» Stated problem:
Your answer should be a single number: how many lines in the data below hold the string "style".

» Extracted information:

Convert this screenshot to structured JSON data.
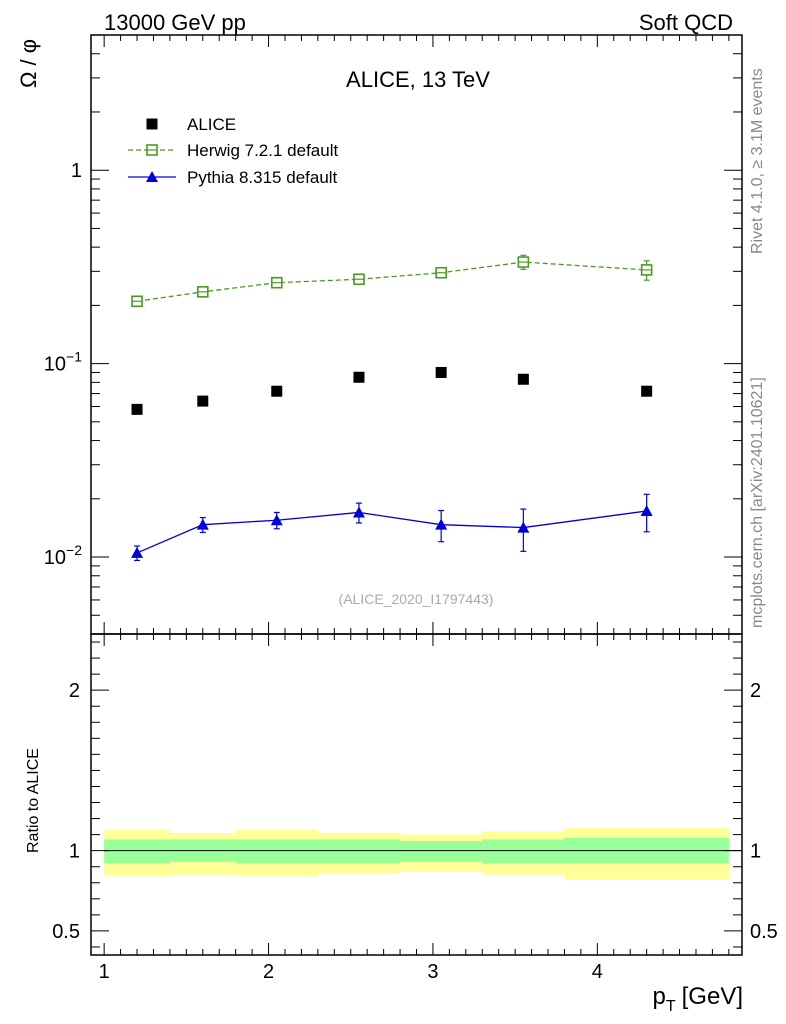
{
  "header": {
    "left": "13000 GeV pp",
    "right": "Soft QCD"
  },
  "side": {
    "rivet": "Rivet 4.1.0, ≥ 3.1M events",
    "mcplots": "mcplots.cern.ch [arXiv:2401.10621]"
  },
  "colors": {
    "data": "#000000",
    "herwig": "#4a9b1f",
    "pythia": "#0000dd",
    "band_outer": "#ffff99",
    "band_inner": "#99ff99"
  },
  "chart_data": [
    {
      "type": "scatter",
      "panel": "main",
      "title": "ALICE, 13 TeV",
      "ylabel": "Ω / φ",
      "yscale": "log",
      "ylim": [
        0.004,
        5
      ],
      "xlim": [
        0.92,
        4.88
      ],
      "ytick_labels": [
        {
          "value": 1,
          "base": "1",
          "exp": ""
        },
        {
          "value": 0.1,
          "base": "10",
          "exp": "−1"
        },
        {
          "value": 0.01,
          "base": "10",
          "exp": "−2"
        }
      ],
      "annotation": "(ALICE_2020_I1797443)",
      "series": [
        {
          "name": "ALICE",
          "style": "data",
          "x": [
            1.2,
            1.6,
            2.05,
            2.55,
            3.05,
            3.55,
            4.3
          ],
          "values": [
            0.058,
            0.064,
            0.072,
            0.085,
            0.09,
            0.083,
            0.072
          ],
          "errors": [
            0,
            0,
            0,
            0,
            0,
            0,
            0
          ]
        },
        {
          "name": "Herwig 7.2.1 default",
          "style": "herwig",
          "x": [
            1.2,
            1.6,
            2.05,
            2.55,
            3.05,
            3.55,
            4.3
          ],
          "values": [
            0.21,
            0.235,
            0.262,
            0.273,
            0.295,
            0.335,
            0.305
          ],
          "errors": [
            0.006,
            0.007,
            0.009,
            0.01,
            0.015,
            0.028,
            0.035
          ]
        },
        {
          "name": "Pythia 8.315 default",
          "style": "pythia",
          "x": [
            1.2,
            1.6,
            2.05,
            2.55,
            3.05,
            3.55,
            4.3
          ],
          "values": [
            0.0105,
            0.0147,
            0.0155,
            0.017,
            0.0147,
            0.0142,
            0.0173
          ],
          "errors": [
            0.0009,
            0.0013,
            0.0015,
            0.002,
            0.0027,
            0.0035,
            0.0038
          ]
        }
      ]
    },
    {
      "type": "area",
      "panel": "ratio",
      "ylabel": "Ratio to ALICE",
      "xlabel": "p_T [GeV]",
      "xlabel_main": "p",
      "xlabel_sub": "T",
      "xlabel_unit": "[GeV]",
      "ylim": [
        0.35,
        2.35
      ],
      "xlim": [
        0.92,
        4.88
      ],
      "xtick_labels": [
        "1",
        "2",
        "3",
        "4"
      ],
      "xtick_values": [
        1,
        2,
        3,
        4
      ],
      "ytick_labels": [
        "0.5",
        "1",
        "2"
      ],
      "ytick_values": [
        0.5,
        1,
        2
      ],
      "bins": [
        {
          "lo": 1.0,
          "hi": 1.4,
          "stat_lo": 0.92,
          "stat_hi": 1.07,
          "tot_lo": 0.84,
          "tot_hi": 1.13
        },
        {
          "lo": 1.4,
          "hi": 1.8,
          "stat_lo": 0.93,
          "stat_hi": 1.07,
          "tot_lo": 0.85,
          "tot_hi": 1.11
        },
        {
          "lo": 1.8,
          "hi": 2.3,
          "stat_lo": 0.92,
          "stat_hi": 1.07,
          "tot_lo": 0.84,
          "tot_hi": 1.13
        },
        {
          "lo": 2.3,
          "hi": 2.8,
          "stat_lo": 0.92,
          "stat_hi": 1.07,
          "tot_lo": 0.86,
          "tot_hi": 1.11
        },
        {
          "lo": 2.8,
          "hi": 3.3,
          "stat_lo": 0.93,
          "stat_hi": 1.06,
          "tot_lo": 0.87,
          "tot_hi": 1.1
        },
        {
          "lo": 3.3,
          "hi": 3.8,
          "stat_lo": 0.92,
          "stat_hi": 1.07,
          "tot_lo": 0.85,
          "tot_hi": 1.12
        },
        {
          "lo": 3.8,
          "hi": 4.8,
          "stat_lo": 0.92,
          "stat_hi": 1.08,
          "tot_lo": 0.82,
          "tot_hi": 1.14
        }
      ]
    }
  ]
}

» Answer to this exercise:
3